Output a single figure: the number of lines in which the word "Model" appears.

Records that describe figures:
* * * *
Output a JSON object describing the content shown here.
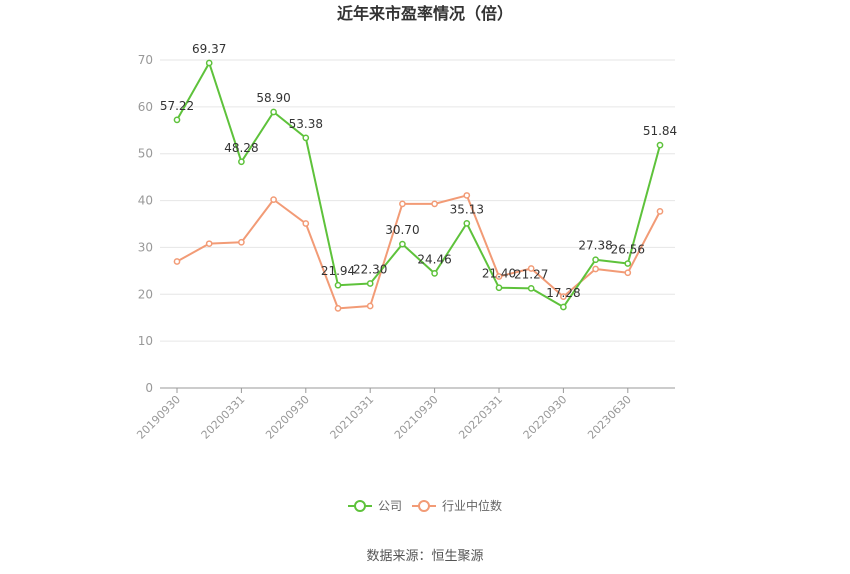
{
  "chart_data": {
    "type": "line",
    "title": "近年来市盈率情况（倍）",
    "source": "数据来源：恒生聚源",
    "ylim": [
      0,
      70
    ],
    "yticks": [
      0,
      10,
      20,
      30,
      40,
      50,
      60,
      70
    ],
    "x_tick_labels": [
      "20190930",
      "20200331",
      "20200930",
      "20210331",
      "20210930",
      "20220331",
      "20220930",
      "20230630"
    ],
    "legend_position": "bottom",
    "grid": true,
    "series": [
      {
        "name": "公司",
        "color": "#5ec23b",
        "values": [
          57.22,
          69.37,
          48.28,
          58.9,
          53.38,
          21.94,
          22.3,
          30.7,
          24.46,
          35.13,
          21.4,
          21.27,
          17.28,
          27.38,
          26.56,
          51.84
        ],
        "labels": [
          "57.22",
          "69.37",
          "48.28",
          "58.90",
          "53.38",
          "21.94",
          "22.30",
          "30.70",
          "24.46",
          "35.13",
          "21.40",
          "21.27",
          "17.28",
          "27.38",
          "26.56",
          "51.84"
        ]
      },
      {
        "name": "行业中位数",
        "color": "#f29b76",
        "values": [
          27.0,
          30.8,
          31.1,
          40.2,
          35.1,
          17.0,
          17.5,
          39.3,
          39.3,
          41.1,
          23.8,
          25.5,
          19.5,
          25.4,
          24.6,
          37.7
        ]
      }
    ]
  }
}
* * * *
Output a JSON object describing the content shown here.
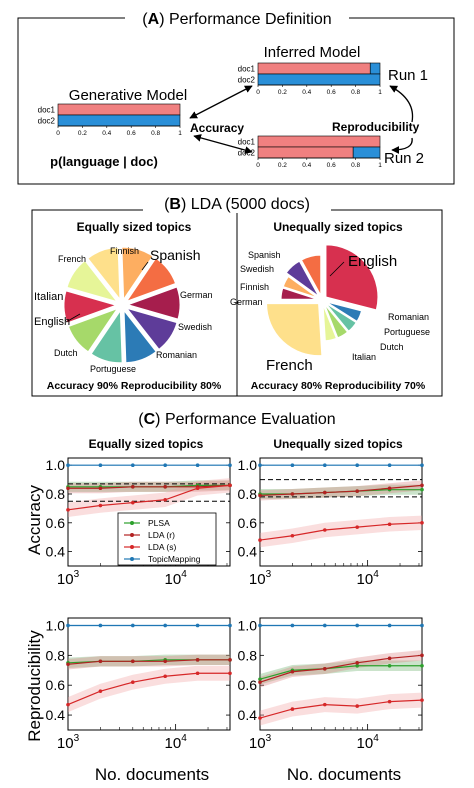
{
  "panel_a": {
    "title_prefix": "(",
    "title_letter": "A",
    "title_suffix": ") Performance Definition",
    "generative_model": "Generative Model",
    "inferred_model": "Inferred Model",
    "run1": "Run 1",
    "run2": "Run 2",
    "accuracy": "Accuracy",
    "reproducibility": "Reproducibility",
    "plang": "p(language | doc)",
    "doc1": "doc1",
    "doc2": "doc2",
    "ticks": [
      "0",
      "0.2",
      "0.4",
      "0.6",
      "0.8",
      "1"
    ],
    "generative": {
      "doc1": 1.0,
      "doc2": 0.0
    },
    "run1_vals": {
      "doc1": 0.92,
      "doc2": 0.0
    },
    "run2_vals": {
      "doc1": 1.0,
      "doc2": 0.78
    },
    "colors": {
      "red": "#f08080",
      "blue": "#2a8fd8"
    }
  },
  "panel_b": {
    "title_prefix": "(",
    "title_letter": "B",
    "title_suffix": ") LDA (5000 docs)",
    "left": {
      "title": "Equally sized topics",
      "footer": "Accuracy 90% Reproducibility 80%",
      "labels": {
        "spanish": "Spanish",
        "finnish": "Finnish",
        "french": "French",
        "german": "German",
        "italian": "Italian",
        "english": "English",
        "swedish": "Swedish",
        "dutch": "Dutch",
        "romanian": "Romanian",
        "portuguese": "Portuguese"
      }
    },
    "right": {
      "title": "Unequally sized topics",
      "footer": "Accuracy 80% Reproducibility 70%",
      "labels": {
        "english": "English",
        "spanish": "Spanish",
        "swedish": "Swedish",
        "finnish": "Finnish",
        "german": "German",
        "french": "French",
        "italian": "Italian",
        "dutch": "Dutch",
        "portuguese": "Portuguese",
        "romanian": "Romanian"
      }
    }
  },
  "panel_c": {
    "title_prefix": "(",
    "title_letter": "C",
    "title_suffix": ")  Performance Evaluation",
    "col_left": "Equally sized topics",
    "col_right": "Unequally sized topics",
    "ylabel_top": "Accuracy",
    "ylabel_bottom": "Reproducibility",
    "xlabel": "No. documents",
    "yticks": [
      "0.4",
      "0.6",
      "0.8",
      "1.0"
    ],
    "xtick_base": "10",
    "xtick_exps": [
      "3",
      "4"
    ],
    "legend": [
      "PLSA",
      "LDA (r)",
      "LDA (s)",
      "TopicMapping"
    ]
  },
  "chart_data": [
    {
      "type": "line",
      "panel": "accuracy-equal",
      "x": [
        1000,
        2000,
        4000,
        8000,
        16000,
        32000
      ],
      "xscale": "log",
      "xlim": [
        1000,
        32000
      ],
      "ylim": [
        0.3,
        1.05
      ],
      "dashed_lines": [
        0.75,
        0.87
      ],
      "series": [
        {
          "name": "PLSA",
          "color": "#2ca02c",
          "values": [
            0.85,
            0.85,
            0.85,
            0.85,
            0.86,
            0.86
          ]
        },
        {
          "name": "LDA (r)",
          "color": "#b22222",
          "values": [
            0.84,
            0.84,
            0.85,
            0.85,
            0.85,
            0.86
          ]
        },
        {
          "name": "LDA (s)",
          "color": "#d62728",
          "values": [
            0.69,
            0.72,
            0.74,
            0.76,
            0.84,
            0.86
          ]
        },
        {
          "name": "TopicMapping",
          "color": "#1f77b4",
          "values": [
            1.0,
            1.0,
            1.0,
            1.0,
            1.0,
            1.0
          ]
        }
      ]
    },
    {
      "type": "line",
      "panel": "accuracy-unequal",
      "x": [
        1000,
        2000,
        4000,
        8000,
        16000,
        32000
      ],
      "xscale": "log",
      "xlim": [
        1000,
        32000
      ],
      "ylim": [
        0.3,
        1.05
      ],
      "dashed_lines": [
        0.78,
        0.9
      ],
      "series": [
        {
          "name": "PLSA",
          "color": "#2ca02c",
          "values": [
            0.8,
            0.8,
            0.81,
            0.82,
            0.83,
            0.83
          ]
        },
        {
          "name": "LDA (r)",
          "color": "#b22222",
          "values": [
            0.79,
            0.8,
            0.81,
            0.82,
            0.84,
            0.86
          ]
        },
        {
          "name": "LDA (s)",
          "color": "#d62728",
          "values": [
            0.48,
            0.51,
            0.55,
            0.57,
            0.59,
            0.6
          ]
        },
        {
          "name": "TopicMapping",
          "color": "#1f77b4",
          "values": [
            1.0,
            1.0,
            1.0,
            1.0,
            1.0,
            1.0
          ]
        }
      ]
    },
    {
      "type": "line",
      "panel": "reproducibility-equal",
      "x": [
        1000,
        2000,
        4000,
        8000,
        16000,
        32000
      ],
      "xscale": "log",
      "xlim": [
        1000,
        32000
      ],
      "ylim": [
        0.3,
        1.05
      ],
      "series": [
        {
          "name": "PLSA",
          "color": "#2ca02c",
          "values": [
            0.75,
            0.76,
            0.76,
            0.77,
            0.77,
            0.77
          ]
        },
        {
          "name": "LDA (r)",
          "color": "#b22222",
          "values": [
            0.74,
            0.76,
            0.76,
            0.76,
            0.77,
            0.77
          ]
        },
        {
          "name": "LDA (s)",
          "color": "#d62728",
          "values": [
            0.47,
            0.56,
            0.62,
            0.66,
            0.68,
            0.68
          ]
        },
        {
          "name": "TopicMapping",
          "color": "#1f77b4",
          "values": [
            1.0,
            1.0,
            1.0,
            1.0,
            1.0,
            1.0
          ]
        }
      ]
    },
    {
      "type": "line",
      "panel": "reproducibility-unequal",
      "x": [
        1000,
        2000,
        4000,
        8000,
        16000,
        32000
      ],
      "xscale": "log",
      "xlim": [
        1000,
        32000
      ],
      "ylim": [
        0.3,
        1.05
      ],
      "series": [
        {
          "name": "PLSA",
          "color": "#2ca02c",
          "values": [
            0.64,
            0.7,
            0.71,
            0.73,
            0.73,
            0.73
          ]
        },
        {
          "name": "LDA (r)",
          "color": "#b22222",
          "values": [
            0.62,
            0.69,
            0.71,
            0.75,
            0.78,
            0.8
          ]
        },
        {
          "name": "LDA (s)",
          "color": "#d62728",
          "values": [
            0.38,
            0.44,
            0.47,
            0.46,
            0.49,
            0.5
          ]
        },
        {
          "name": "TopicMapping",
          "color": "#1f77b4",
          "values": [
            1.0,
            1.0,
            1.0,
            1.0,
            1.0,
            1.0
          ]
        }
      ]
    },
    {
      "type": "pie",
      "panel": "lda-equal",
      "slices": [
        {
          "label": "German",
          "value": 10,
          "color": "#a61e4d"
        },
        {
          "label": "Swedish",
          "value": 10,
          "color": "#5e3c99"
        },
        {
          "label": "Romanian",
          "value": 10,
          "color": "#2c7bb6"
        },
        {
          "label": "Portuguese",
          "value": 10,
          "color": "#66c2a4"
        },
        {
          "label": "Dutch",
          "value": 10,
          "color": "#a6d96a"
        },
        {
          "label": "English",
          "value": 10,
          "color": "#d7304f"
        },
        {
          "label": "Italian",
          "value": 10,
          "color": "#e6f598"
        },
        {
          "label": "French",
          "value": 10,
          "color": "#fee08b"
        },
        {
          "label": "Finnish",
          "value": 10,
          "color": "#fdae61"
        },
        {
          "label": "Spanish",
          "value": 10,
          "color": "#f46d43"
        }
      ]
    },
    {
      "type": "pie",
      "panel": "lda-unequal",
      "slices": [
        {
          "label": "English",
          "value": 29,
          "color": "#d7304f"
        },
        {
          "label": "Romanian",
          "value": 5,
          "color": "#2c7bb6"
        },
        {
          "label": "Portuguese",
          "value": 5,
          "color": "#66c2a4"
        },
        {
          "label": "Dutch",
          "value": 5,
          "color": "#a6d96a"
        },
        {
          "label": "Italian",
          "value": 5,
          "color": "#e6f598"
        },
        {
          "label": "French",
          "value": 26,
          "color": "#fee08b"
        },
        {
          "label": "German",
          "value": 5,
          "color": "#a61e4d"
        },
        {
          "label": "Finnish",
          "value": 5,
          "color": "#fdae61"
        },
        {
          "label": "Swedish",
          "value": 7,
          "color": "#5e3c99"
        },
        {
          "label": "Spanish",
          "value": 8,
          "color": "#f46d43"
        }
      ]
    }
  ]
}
* * * *
ANSWER FOR THIS EXERCISE => 2